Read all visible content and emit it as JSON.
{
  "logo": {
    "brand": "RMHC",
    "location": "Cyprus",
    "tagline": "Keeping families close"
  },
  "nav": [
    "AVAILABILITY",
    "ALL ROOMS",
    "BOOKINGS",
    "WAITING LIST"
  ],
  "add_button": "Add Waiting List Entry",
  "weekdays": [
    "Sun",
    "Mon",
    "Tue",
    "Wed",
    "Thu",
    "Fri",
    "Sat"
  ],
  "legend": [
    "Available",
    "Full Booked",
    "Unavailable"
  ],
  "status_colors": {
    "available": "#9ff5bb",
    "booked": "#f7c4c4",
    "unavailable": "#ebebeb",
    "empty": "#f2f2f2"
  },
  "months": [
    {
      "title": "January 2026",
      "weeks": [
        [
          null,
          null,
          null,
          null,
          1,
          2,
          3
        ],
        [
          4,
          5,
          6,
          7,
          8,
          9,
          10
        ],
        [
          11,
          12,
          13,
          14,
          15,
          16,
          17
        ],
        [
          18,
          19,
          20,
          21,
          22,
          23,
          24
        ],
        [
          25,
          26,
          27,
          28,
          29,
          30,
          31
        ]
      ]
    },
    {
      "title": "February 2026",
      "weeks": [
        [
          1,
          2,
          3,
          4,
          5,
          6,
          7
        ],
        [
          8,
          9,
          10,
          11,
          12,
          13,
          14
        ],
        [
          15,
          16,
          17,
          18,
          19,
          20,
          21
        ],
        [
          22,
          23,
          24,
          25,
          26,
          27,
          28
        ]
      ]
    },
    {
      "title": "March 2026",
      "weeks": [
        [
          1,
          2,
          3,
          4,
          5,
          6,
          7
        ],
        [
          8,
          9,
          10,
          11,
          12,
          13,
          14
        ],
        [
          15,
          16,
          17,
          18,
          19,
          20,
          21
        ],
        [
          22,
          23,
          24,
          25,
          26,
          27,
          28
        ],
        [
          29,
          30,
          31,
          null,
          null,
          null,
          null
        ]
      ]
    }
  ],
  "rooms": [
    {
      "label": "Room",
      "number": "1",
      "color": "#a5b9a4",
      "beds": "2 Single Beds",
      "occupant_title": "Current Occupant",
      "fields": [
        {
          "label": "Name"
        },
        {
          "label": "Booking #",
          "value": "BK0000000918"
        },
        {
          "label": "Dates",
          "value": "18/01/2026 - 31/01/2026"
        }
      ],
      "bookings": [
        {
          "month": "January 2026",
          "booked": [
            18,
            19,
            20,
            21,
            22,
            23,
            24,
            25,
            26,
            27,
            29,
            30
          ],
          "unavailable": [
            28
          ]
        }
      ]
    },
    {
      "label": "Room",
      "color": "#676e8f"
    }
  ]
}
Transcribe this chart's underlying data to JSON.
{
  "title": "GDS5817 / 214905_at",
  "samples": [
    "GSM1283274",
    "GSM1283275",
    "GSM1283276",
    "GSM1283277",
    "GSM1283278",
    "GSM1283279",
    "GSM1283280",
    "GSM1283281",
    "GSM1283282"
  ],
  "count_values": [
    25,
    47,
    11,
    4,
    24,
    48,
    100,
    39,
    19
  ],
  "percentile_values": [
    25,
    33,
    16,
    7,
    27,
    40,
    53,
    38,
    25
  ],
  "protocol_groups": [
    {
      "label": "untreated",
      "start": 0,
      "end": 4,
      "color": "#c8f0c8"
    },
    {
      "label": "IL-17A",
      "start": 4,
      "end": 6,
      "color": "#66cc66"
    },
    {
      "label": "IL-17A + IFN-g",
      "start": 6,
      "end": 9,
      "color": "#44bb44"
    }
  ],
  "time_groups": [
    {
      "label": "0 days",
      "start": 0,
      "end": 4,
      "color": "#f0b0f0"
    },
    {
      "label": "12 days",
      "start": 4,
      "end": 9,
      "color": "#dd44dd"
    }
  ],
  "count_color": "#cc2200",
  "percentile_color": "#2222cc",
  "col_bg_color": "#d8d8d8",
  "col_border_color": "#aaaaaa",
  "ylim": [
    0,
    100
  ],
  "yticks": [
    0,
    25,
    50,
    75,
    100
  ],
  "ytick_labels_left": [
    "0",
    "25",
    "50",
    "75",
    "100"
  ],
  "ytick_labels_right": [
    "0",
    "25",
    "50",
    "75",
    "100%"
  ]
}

→ **WHAT YOU SHOULD DO**: Extract every line from the one containing "Transcribe this chart's" through the last line of the data, inclusive, exactly as written.

→ **COMPLETE OUTPUT**:
Transcribe this chart's underlying data to JSON.
{
  "title": "GDS5817 / 214905_at",
  "samples": [
    "GSM1283274",
    "GSM1283275",
    "GSM1283276",
    "GSM1283277",
    "GSM1283278",
    "GSM1283279",
    "GSM1283280",
    "GSM1283281",
    "GSM1283282"
  ],
  "count_values": [
    25,
    47,
    11,
    4,
    24,
    48,
    100,
    39,
    19
  ],
  "percentile_values": [
    25,
    33,
    16,
    7,
    27,
    40,
    53,
    38,
    25
  ],
  "protocol_groups": [
    {
      "label": "untreated",
      "start": 0,
      "end": 4,
      "color": "#c8f0c8"
    },
    {
      "label": "IL-17A",
      "start": 4,
      "end": 6,
      "color": "#66cc66"
    },
    {
      "label": "IL-17A + IFN-g",
      "start": 6,
      "end": 9,
      "color": "#44bb44"
    }
  ],
  "time_groups": [
    {
      "label": "0 days",
      "start": 0,
      "end": 4,
      "color": "#f0b0f0"
    },
    {
      "label": "12 days",
      "start": 4,
      "end": 9,
      "color": "#dd44dd"
    }
  ],
  "count_color": "#cc2200",
  "percentile_color": "#2222cc",
  "col_bg_color": "#d8d8d8",
  "col_border_color": "#aaaaaa",
  "ylim": [
    0,
    100
  ],
  "yticks": [
    0,
    25,
    50,
    75,
    100
  ],
  "ytick_labels_left": [
    "0",
    "25",
    "50",
    "75",
    "100"
  ],
  "ytick_labels_right": [
    "0",
    "25",
    "50",
    "75",
    "100%"
  ]
}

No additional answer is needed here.